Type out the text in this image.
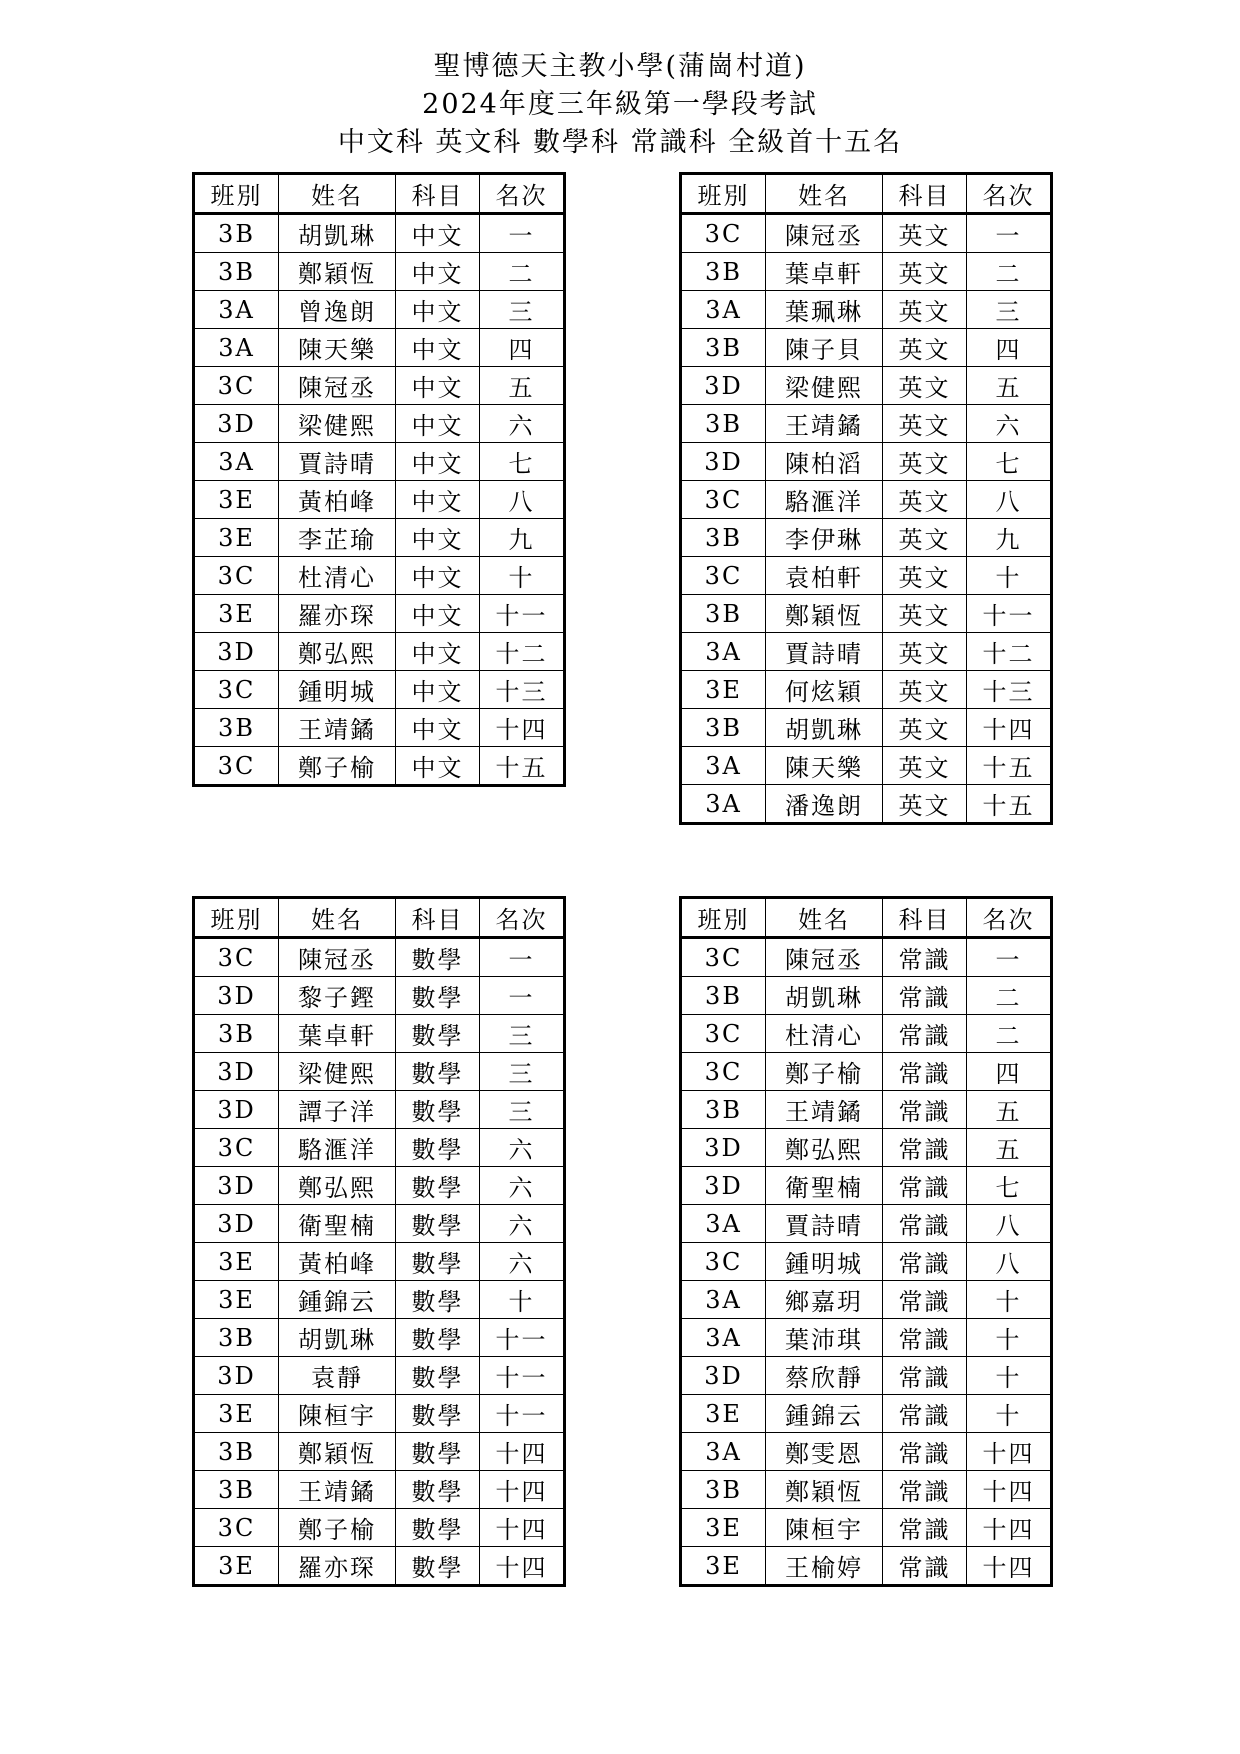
聖博德天主教小學(蒲崗村道)
2024年度三年級第一學段考試
中文科 英文科 數學科 常識科 全級首十五名
班別	姓名	科目	名次
3B	胡凱琳	中文	一
3B	鄭穎恆	中文	二
3A	曾逸朗	中文	三
3A	陳天樂	中文	四
3C	陳冠丞	中文	五
3D	梁健熙	中文	六
3A	賈詩晴	中文	七
3E	黃柏峰	中文	八
3E	李芷瑜	中文	九
3C	杜清心	中文	十
3E	羅亦琛	中文	十一
3D	鄭弘熙	中文	十二
3C	鍾明城	中文	十三
3B	王靖鐍	中文	十四
3C	鄭子榆	中文	十五
班別	姓名	科目	名次
3C	陳冠丞	英文	一
3B	葉卓軒	英文	二
3A	葉珮琳	英文	三
3B	陳子貝	英文	四
3D	梁健熙	英文	五
3B	王靖鐍	英文	六
3D	陳柏滔	英文	七
3C	駱滙洋	英文	八
3B	李伊琳	英文	九
3C	袁柏軒	英文	十
3B	鄭穎恆	英文	十一
3A	賈詩晴	英文	十二
3E	何炫穎	英文	十三
3B	胡凱琳	英文	十四
3A	陳天樂	英文	十五
3A	潘逸朗	英文	十五
班別	姓名	科目	名次
3C	陳冠丞	數學	一
3D	黎子鏗	數學	一
3B	葉卓軒	數學	三
3D	梁健熙	數學	三
3D	譚子洋	數學	三
3C	駱滙洋	數學	六
3D	鄭弘熙	數學	六
3D	衛聖楠	數學	六
3E	黃柏峰	數學	六
3E	鍾錦云	數學	十
3B	胡凱琳	數學	十一
3D	袁靜	數學	十一
3E	陳桓宇	數學	十一
3B	鄭穎恆	數學	十四
3B	王靖鐍	數學	十四
3C	鄭子榆	數學	十四
3E	羅亦琛	數學	十四
班別	姓名	科目	名次
3C	陳冠丞	常識	一
3B	胡凱琳	常識	二
3C	杜清心	常識	二
3C	鄭子榆	常識	四
3B	王靖鐍	常識	五
3D	鄭弘熙	常識	五
3D	衛聖楠	常識	七
3A	賈詩晴	常識	八
3C	鍾明城	常識	八
3A	鄉嘉玥	常識	十
3A	葉沛琪	常識	十
3D	蔡欣靜	常識	十
3E	鍾錦云	常識	十
3A	鄭雯恩	常識	十四
3B	鄭穎恆	常識	十四
3E	陳桓宇	常識	十四
3E	王榆婷	常識	十四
------------------------------
- [GOAL] Exclude the pictures. Write out the remaining data exactly.

- [RESULT OF THE TASK]
Type out the text in this image.
聖博德天主教小學(蒲崗村道)
2024年度三年級第一學段考試
中文科 英文科 數學科 常識科 全級首十五名
班別	姓名	科目	名次
3B	胡凱琳	中文	一
3B	鄭穎恆	中文	二
3A	曾逸朗	中文	三
3A	陳天樂	中文	四
3C	陳冠丞	中文	五
3D	梁健熙	中文	六
3A	賈詩晴	中文	七
3E	黃柏峰	中文	八
3E	李芷瑜	中文	九
3C	杜清心	中文	十
3E	羅亦琛	中文	十一
3D	鄭弘熙	中文	十二
3C	鍾明城	中文	十三
3B	王靖鐍	中文	十四
3C	鄭子榆	中文	十五
班別	姓名	科目	名次
3C	陳冠丞	英文	一
3B	葉卓軒	英文	二
3A	葉珮琳	英文	三
3B	陳子貝	英文	四
3D	梁健熙	英文	五
3B	王靖鐍	英文	六
3D	陳柏滔	英文	七
3C	駱滙洋	英文	八
3B	李伊琳	英文	九
3C	袁柏軒	英文	十
3B	鄭穎恆	英文	十一
3A	賈詩晴	英文	十二
3E	何炫穎	英文	十三
3B	胡凱琳	英文	十四
3A	陳天樂	英文	十五
3A	潘逸朗	英文	十五
班別	姓名	科目	名次
3C	陳冠丞	數學	一
3D	黎子鏗	數學	一
3B	葉卓軒	數學	三
3D	梁健熙	數學	三
3D	譚子洋	數學	三
3C	駱滙洋	數學	六
3D	鄭弘熙	數學	六
3D	衛聖楠	數學	六
3E	黃柏峰	數學	六
3E	鍾錦云	數學	十
3B	胡凱琳	數學	十一
3D	袁靜	數學	十一
3E	陳桓宇	數學	十一
3B	鄭穎恆	數學	十四
3B	王靖鐍	數學	十四
3C	鄭子榆	數學	十四
3E	羅亦琛	數學	十四
班別	姓名	科目	名次
3C	陳冠丞	常識	一
3B	胡凱琳	常識	二
3C	杜清心	常識	二
3C	鄭子榆	常識	四
3B	王靖鐍	常識	五
3D	鄭弘熙	常識	五
3D	衛聖楠	常識	七
3A	賈詩晴	常識	八
3C	鍾明城	常識	八
3A	鄉嘉玥	常識	十
3A	葉沛琪	常識	十
3D	蔡欣靜	常識	十
3E	鍾錦云	常識	十
3A	鄭雯恩	常識	十四
3B	鄭穎恆	常識	十四
3E	陳桓宇	常識	十四
3E	王榆婷	常識	十四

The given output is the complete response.